--- Your instructions ---
Identify every line containing the word "anggaran" and reproduce each one.

--- Supplied material ---
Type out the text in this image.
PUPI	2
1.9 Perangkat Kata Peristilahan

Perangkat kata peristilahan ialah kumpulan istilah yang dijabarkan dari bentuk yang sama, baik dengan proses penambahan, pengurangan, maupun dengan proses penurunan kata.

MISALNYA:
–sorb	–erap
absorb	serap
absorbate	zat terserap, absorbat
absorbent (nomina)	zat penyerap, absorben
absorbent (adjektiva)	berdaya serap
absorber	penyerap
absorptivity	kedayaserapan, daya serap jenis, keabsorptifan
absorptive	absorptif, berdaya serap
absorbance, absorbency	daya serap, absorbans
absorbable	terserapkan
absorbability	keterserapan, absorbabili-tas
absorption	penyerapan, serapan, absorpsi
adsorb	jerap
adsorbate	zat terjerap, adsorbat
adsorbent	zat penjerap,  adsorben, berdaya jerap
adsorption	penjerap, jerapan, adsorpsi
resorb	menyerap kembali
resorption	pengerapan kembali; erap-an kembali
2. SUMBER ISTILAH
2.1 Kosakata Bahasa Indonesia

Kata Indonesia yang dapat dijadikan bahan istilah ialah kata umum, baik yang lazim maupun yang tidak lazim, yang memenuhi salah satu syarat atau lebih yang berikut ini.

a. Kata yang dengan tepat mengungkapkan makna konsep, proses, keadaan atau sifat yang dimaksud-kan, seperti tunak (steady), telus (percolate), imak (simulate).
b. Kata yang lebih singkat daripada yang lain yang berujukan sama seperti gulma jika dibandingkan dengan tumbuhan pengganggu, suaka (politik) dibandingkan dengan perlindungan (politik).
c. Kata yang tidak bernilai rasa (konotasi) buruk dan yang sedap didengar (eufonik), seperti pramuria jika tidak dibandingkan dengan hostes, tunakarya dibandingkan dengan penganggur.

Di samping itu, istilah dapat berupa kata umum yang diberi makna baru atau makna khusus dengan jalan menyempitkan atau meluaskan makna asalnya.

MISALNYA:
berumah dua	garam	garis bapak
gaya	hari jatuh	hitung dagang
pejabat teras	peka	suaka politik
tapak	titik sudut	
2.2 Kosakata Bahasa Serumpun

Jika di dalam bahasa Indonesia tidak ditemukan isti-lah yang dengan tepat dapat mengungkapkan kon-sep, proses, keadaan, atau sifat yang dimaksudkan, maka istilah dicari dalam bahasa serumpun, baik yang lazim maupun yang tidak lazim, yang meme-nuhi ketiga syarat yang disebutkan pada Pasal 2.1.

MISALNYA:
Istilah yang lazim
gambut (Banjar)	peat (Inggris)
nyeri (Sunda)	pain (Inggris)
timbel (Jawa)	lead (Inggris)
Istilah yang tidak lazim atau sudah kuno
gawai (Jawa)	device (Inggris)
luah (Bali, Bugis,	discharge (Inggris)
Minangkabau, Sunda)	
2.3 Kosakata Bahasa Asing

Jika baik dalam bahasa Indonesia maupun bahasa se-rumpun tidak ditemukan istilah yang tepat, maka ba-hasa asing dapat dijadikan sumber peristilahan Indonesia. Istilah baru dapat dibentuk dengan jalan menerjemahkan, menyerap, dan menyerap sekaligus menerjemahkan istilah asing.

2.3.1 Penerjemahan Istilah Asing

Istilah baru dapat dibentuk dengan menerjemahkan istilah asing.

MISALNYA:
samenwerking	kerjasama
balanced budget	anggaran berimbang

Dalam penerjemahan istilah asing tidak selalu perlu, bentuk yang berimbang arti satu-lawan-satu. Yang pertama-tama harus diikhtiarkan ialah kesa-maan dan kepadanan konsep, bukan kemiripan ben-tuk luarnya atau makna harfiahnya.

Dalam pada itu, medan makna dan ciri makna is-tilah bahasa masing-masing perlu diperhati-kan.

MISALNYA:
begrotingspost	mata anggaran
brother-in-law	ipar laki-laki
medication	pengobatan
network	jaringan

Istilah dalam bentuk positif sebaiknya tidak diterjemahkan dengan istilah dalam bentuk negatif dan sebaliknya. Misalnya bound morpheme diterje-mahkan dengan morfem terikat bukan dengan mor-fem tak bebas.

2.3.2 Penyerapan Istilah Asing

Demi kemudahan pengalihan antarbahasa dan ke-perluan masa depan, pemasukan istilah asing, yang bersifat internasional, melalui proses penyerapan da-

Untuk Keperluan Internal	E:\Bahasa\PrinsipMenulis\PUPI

--

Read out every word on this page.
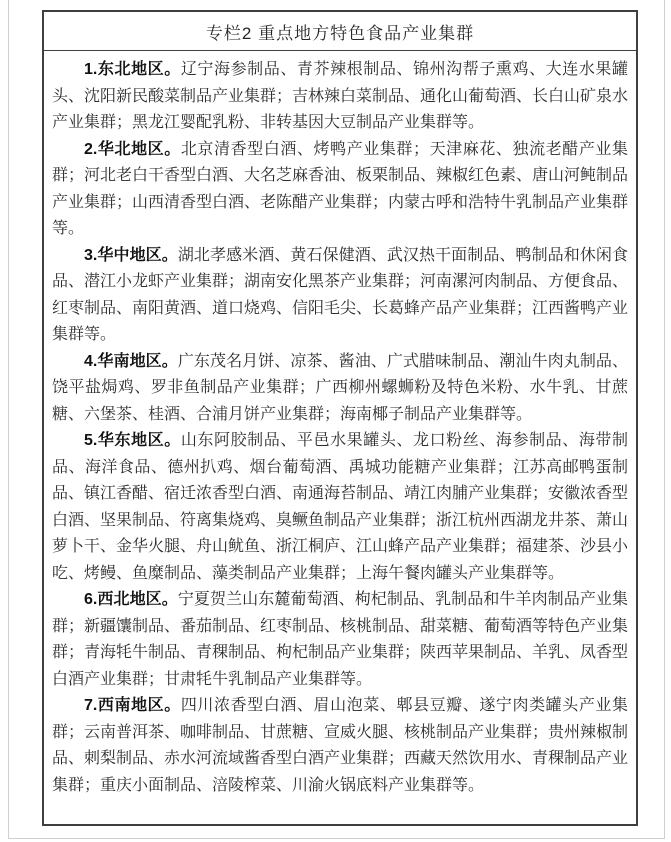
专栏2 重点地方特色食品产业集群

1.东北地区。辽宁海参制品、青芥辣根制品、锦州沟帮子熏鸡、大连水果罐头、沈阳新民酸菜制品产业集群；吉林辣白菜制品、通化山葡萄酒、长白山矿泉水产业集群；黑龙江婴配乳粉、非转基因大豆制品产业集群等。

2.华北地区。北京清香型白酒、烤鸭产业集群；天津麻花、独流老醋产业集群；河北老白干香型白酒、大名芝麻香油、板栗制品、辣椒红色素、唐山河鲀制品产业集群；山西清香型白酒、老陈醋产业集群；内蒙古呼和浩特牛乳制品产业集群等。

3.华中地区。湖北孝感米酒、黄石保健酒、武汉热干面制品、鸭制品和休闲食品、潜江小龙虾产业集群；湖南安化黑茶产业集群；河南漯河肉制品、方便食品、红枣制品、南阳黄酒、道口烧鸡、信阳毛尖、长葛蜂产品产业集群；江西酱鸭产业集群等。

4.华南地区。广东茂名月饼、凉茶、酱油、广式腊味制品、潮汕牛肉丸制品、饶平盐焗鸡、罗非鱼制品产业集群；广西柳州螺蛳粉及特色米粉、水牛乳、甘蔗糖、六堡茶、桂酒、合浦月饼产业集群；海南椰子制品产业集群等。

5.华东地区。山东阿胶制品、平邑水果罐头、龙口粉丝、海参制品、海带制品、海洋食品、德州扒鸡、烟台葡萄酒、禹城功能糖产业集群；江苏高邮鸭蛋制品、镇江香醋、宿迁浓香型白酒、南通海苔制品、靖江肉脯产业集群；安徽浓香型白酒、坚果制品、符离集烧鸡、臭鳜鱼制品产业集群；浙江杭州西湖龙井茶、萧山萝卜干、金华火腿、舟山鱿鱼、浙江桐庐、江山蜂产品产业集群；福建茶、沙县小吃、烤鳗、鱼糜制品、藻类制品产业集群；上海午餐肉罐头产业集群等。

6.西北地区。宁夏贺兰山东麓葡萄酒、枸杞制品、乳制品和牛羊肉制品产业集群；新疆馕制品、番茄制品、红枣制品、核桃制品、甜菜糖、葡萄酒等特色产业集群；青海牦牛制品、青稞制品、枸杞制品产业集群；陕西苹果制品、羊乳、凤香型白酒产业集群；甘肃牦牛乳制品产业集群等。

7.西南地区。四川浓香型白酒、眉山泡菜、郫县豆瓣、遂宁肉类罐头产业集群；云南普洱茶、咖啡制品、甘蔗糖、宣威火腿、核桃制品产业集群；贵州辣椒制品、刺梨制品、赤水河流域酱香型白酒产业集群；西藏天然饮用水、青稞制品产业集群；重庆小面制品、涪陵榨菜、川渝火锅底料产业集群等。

--- The response ---
balanced budget	anggaran berimbang
begrotingspost	mata anggaran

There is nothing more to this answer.